**SHORT TASK**
Read the records and write them out again exactly.

───

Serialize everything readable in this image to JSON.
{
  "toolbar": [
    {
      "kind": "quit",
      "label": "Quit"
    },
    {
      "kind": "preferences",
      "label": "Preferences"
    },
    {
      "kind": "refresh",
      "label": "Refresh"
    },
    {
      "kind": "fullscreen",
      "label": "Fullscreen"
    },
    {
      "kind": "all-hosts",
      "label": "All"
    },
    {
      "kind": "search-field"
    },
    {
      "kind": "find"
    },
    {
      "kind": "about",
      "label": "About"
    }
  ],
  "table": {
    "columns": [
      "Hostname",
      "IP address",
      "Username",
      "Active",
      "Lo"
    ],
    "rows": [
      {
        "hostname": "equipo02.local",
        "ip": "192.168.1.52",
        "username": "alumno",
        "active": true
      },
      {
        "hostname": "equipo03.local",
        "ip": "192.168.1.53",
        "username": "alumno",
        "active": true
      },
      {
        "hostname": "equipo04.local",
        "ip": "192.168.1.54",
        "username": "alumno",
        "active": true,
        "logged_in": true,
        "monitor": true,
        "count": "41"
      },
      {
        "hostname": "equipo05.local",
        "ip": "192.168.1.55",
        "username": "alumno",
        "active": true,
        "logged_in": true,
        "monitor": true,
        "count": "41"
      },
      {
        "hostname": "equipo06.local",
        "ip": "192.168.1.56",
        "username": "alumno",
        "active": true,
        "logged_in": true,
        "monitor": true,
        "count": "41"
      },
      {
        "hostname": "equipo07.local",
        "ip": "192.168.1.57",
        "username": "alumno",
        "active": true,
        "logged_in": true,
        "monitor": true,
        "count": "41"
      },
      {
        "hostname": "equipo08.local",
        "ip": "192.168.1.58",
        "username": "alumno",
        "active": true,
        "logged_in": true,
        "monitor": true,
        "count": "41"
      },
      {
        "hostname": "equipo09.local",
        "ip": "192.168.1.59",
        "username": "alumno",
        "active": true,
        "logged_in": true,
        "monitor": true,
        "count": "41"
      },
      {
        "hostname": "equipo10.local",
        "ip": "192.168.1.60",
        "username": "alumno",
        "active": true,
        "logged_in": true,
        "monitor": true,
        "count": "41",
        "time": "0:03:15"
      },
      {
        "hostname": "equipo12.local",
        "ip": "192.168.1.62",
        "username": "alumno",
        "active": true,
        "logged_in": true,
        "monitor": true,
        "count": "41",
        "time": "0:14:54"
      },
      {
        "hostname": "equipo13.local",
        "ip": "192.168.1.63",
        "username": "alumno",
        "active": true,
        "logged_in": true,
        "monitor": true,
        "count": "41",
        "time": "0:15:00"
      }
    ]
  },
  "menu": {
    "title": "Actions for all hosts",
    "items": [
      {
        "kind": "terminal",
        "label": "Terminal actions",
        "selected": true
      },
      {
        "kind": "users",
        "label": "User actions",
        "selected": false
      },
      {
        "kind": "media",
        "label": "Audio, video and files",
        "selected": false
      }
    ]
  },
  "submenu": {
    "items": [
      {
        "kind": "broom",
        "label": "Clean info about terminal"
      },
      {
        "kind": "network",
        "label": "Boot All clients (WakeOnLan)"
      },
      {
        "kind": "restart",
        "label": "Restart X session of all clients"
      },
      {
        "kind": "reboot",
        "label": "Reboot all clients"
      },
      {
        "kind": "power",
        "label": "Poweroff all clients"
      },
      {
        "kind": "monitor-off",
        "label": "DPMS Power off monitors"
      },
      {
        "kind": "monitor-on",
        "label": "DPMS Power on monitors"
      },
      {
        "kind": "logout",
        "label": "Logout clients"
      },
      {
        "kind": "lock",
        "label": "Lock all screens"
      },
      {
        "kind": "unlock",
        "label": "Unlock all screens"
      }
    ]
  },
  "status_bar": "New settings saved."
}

───

**EXPECTED ANSWER**
Serialize everything readable in this image to JSON.
{
  "toolbar": [
    {
      "kind": "quit",
      "label": "Quit"
    },
    {
      "kind": "preferences",
      "label": "Preferences"
    },
    {
      "kind": "refresh",
      "label": "Refresh"
    },
    {
      "kind": "fullscreen",
      "label": "Fullscreen"
    },
    {
      "kind": "all-hosts",
      "label": "All"
    },
    {
      "kind": "search-field"
    },
    {
      "kind": "find"
    },
    {
      "kind": "about",
      "label": "About"
    }
  ],
  "table": {
    "columns": [
      "Hostname",
      "IP address",
      "Username",
      "Active",
      "Lo"
    ],
    "rows": [
      {
        "hostname": "equipo02.local",
        "ip": "192.168.1.52",
        "username": "alumno",
        "active": true
      },
      {
        "hostname": "equipo03.local",
        "ip": "192.168.1.53",
        "username": "alumno",
        "active": true
      },
      {
        "hostname": "equipo04.local",
        "ip": "192.168.1.54",
        "username": "alumno",
        "active": true,
        "logged_in": true,
        "monitor": true,
        "count": "41"
      },
      {
        "hostname": "equipo05.local",
        "ip": "192.168.1.55",
        "username": "alumno",
        "active": true,
        "logged_in": true,
        "monitor": true,
        "count": "41"
      },
      {
        "hostname": "equipo06.local",
        "ip": "192.168.1.56",
        "username": "alumno",
        "active": true,
        "logged_in": true,
        "monitor": true,
        "count": "41"
      },
      {
        "hostname": "equipo07.local",
        "ip": "192.168.1.57",
        "username": "alumno",
        "active": true,
        "logged_in": true,
        "monitor": true,
        "count": "41"
      },
      {
        "hostname": "equipo08.local",
        "ip": "192.168.1.58",
        "username": "alumno",
        "active": true,
        "logged_in": true,
        "monitor": true,
        "count": "41"
      },
      {
        "hostname": "equipo09.local",
        "ip": "192.168.1.59",
        "username": "alumno",
        "active": true,
        "logged_in": true,
        "monitor": true,
        "count": "41"
      },
      {
        "hostname": "equipo10.local",
        "ip": "192.168.1.60",
        "username": "alumno",
        "active": true,
        "logged_in": true,
        "monitor": true,
        "count": "41",
        "time": "0:03:15"
      },
      {
        "hostname": "equipo12.local",
        "ip": "192.168.1.62",
        "username": "alumno",
        "active": true,
        "logged_in": true,
        "monitor": true,
        "count": "41",
        "time": "0:14:54"
      },
      {
        "hostname": "equipo13.local",
        "ip": "192.168.1.63",
        "username": "alumno",
        "active": true,
        "logged_in": true,
        "monitor": true,
        "count": "41",
        "time": "0:15:00"
      }
    ]
  },
  "menu": {
    "title": "Actions for all hosts",
    "items": [
      {
        "kind": "terminal",
        "label": "Terminal actions",
        "selected": true
      },
      {
        "kind": "users",
        "label": "User actions",
        "selected": false
      },
      {
        "kind": "media",
        "label": "Audio, video and files",
        "selected": false
      }
    ]
  },
  "submenu": {
    "items": [
      {
        "kind": "broom",
        "label": "Clean info about terminal"
      },
      {
        "kind": "network",
        "label": "Boot All clients (WakeOnLan)"
      },
      {
        "kind": "restart",
        "label": "Restart X session of all clients"
      },
      {
        "kind": "reboot",
        "label": "Reboot all clients"
      },
      {
        "kind": "power",
        "label": "Poweroff all clients"
      },
      {
        "kind": "monitor-off",
        "label": "DPMS Power off monitors"
      },
      {
        "kind": "monitor-on",
        "label": "DPMS Power on monitors"
      },
      {
        "kind": "logout",
        "label": "Logout clients"
      },
      {
        "kind": "lock",
        "label": "Lock all screens"
      },
      {
        "kind": "unlock",
        "label": "Unlock all screens"
      }
    ]
  },
  "status_bar": "New settings saved."
}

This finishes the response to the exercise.